== INPUT DATA ==
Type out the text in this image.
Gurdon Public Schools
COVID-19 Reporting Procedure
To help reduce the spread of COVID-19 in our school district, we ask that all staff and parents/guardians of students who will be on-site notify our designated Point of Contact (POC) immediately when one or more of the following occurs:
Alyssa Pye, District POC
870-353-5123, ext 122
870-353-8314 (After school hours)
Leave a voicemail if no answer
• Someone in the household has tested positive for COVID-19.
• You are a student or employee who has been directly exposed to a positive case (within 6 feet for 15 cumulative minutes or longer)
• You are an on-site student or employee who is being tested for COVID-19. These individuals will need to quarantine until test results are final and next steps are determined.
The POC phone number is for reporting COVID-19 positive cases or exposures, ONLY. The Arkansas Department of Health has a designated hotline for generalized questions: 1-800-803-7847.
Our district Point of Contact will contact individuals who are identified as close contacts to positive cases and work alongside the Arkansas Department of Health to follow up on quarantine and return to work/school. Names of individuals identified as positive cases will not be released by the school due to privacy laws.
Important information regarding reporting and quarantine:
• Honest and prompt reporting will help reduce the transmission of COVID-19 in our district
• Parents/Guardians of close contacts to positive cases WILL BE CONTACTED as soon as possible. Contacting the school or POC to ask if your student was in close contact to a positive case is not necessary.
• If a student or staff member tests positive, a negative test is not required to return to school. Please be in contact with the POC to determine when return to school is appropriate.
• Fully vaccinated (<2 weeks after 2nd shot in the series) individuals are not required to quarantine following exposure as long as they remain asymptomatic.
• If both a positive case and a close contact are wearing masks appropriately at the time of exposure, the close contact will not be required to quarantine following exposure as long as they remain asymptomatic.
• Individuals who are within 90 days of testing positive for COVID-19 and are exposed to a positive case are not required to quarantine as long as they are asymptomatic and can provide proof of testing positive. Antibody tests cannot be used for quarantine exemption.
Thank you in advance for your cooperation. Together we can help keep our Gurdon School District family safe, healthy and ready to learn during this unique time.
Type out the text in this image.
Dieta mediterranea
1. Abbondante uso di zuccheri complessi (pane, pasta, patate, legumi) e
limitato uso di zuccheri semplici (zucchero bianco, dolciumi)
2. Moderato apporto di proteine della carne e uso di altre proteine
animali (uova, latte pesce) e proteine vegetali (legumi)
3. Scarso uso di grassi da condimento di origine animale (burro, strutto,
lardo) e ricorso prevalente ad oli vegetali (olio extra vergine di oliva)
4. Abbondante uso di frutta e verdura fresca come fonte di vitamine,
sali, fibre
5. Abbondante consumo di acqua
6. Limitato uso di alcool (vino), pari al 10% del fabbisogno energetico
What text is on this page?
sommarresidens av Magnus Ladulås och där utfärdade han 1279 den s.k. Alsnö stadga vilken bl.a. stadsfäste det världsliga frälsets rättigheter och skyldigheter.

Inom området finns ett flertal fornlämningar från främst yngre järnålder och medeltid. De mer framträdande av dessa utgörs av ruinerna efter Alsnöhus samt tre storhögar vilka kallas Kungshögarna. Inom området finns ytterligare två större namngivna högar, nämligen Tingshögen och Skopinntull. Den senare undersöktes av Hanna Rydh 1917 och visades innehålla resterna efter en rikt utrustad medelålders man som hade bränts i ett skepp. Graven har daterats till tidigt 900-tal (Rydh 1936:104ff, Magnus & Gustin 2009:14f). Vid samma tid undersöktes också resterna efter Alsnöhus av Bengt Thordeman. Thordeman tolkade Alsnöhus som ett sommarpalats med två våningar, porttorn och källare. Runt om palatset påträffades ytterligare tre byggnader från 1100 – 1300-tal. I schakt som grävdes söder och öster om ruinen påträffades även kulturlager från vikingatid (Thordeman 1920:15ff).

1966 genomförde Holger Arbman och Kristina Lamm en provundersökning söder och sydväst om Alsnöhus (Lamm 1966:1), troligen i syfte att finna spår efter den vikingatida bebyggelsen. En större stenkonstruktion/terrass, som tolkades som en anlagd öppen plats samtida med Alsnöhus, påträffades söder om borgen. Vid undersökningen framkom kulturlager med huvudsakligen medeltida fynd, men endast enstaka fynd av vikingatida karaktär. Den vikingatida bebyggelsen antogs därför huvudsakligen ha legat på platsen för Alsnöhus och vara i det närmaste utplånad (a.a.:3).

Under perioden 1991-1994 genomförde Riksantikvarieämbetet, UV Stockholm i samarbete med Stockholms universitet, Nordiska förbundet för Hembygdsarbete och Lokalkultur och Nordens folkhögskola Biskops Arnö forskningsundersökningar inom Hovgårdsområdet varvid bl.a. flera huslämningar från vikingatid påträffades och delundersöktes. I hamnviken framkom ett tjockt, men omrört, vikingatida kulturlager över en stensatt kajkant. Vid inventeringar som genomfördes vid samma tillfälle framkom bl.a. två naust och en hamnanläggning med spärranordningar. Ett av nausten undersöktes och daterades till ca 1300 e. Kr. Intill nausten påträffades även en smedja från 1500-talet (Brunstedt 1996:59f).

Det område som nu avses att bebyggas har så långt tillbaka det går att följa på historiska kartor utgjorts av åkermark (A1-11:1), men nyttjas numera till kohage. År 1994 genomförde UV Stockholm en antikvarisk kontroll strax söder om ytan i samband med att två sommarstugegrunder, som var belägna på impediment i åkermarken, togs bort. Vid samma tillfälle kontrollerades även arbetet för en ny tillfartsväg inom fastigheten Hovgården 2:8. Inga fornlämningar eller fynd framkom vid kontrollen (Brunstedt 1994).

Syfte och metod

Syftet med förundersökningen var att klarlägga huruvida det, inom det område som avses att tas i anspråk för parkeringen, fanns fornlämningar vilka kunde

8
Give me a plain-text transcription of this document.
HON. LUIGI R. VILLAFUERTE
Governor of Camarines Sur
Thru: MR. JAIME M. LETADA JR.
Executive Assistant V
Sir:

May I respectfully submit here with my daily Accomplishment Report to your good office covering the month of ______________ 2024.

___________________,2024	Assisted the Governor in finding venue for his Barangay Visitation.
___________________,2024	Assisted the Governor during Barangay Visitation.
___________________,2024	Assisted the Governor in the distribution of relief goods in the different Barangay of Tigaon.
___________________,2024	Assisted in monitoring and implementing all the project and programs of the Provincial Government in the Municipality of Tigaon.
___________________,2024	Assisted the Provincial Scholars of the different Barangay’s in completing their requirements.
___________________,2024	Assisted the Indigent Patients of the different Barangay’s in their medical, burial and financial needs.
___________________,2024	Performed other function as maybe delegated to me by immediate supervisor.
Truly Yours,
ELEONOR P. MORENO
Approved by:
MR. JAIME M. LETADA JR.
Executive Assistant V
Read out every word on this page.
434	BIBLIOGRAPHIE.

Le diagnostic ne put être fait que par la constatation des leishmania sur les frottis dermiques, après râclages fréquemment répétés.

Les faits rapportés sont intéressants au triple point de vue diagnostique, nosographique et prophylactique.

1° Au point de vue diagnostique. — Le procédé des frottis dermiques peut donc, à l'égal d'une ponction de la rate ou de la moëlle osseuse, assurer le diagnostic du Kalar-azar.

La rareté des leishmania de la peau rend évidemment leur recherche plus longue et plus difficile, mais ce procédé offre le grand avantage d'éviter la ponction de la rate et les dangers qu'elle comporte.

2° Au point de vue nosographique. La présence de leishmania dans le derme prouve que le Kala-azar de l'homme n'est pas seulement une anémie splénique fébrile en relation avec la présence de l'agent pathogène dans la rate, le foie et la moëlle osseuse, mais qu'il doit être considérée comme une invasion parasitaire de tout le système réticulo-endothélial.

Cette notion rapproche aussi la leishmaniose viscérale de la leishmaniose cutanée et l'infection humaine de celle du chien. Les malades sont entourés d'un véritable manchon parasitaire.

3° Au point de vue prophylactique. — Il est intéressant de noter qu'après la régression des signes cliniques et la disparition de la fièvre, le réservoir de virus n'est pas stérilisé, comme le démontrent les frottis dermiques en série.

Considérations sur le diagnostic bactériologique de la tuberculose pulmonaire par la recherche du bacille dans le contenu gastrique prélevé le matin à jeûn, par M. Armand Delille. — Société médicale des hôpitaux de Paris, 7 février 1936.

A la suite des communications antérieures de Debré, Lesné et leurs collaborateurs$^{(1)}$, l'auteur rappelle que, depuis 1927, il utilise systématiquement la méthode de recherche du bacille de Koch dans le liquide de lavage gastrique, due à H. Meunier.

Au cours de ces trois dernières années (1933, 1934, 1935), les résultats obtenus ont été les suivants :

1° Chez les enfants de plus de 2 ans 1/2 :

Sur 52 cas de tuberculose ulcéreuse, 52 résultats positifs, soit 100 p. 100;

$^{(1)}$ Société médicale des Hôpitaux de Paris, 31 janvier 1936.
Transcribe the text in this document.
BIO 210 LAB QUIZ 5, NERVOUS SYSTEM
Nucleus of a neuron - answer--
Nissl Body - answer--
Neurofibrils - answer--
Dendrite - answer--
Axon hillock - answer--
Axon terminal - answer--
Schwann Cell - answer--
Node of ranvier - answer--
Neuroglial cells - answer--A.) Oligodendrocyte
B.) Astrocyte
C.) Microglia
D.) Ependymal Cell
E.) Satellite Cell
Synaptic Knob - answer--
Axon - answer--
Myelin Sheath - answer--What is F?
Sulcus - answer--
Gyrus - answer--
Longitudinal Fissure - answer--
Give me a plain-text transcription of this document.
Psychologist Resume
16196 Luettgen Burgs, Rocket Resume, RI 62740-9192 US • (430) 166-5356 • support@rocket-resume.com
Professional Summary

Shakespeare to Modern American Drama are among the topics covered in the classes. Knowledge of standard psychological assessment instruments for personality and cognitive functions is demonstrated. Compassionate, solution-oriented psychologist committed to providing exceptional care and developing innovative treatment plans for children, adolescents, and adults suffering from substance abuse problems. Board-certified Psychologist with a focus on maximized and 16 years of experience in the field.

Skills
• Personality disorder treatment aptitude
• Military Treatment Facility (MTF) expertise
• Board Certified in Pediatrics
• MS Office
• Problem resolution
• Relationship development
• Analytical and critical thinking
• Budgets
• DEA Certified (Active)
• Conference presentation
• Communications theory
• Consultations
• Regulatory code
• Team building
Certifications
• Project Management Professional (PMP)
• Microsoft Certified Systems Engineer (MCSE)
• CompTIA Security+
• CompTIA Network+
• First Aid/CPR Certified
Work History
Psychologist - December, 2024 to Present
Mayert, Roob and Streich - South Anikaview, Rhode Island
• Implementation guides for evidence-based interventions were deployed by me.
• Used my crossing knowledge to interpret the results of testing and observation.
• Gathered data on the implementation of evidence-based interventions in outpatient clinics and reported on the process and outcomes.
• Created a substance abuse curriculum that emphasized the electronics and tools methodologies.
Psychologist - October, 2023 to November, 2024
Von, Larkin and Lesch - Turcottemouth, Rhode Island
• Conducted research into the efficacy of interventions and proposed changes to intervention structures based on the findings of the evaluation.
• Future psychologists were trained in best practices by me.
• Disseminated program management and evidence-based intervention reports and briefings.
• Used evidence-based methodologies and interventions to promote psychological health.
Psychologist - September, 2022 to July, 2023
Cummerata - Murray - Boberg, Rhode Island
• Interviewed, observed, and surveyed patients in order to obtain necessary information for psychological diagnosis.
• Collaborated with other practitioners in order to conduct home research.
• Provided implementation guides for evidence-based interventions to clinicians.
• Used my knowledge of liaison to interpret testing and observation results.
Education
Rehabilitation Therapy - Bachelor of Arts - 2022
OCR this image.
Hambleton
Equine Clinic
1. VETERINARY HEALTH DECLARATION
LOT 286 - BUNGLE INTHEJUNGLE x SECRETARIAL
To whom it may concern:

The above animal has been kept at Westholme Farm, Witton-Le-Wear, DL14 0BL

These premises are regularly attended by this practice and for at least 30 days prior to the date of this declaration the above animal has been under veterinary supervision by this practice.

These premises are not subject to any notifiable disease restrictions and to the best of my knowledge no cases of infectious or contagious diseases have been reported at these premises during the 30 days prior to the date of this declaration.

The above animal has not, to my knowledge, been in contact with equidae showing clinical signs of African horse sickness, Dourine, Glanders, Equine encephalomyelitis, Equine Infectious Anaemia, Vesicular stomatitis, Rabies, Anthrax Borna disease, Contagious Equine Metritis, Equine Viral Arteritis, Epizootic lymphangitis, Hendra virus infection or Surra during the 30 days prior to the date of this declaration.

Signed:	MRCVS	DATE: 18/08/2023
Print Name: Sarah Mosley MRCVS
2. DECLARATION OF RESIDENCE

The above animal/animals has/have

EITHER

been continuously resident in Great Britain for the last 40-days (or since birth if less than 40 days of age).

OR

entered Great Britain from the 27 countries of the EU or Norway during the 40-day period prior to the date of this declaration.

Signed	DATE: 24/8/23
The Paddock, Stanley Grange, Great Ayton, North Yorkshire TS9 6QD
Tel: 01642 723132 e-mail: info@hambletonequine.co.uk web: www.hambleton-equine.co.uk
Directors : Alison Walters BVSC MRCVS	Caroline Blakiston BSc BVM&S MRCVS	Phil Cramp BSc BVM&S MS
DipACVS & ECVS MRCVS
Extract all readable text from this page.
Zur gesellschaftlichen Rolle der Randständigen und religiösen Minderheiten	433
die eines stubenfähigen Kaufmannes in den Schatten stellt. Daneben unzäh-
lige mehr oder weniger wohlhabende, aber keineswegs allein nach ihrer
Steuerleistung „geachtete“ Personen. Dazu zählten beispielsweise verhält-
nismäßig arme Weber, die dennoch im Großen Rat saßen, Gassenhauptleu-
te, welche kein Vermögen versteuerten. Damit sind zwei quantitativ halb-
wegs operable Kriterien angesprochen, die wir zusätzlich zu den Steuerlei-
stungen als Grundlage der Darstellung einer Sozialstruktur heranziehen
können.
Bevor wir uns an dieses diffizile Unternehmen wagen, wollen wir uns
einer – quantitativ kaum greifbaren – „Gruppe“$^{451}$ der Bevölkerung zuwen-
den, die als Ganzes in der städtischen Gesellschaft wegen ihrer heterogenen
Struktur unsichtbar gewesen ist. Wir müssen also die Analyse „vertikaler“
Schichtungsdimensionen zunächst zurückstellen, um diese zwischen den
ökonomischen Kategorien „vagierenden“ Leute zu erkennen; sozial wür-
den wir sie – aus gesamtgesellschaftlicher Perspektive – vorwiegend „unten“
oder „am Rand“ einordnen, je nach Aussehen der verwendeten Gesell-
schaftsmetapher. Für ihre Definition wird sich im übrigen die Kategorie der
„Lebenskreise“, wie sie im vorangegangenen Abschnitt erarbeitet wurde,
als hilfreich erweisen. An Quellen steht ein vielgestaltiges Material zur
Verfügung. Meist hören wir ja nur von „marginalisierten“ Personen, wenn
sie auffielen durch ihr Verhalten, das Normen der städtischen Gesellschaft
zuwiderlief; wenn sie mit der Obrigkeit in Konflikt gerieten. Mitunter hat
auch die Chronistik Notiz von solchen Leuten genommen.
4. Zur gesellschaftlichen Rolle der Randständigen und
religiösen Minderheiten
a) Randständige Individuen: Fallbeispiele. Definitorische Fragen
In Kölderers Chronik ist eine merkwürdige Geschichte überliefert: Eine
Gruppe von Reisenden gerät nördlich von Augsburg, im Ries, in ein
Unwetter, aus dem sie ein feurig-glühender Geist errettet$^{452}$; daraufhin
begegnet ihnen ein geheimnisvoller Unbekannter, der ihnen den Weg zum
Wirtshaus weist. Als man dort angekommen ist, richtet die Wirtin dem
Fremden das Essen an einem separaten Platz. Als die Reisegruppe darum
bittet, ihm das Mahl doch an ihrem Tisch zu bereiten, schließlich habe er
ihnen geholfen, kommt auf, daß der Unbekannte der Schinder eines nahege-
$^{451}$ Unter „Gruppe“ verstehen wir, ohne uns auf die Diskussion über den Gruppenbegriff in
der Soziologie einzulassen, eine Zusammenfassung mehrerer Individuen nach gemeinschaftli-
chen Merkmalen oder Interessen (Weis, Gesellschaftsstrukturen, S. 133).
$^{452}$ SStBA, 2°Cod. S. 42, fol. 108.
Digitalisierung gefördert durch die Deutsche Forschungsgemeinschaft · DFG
===
• _EXERCISE_: Wherever the word "interventions" appears in the records above, copy that line.

• _ANSWER SPACE_:
• Implementation guides for evidence-based interventions were deployed by me.
• Gathered data on the implementation of evidence-based interventions in outpatient clinics and reported on the process and outcomes.
• Conducted research into the efficacy of interventions and proposed changes to intervention structures based on the findings of the evaluation.
• Used evidence-based methodologies and interventions to promote psychological health.
• Provided implementation guides for evidence-based interventions to clinicians.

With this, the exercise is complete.